What needs to be done.
Show every line below where "mRNA" appears.

___ Extracted data

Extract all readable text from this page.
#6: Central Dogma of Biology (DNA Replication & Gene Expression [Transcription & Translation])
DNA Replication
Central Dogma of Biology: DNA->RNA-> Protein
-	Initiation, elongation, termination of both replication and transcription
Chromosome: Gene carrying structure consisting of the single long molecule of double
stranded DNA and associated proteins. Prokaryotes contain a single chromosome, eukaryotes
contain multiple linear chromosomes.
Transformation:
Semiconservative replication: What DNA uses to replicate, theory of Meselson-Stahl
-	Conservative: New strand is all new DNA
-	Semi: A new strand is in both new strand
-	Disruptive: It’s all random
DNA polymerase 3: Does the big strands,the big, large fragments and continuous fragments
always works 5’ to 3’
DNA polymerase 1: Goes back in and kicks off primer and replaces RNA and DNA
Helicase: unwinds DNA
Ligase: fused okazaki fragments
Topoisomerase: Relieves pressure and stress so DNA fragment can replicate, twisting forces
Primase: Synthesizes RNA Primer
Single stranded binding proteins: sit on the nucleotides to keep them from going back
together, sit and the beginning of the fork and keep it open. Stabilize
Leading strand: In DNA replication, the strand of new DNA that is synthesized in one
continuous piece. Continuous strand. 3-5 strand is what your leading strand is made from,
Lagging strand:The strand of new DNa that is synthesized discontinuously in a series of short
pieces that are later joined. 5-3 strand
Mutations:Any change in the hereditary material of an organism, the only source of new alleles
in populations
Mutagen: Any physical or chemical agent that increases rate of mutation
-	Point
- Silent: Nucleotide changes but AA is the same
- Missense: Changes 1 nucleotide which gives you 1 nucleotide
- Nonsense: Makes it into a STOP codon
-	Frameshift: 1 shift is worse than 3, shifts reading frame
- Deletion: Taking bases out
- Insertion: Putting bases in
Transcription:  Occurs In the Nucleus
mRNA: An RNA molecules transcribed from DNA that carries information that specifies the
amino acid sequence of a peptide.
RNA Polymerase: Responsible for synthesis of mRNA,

______

Solution to this task.
mRNA: An RNA molecules transcribed from DNA that carries information that specifies the
RNA Polymerase: Responsible for synthesis of mRNA,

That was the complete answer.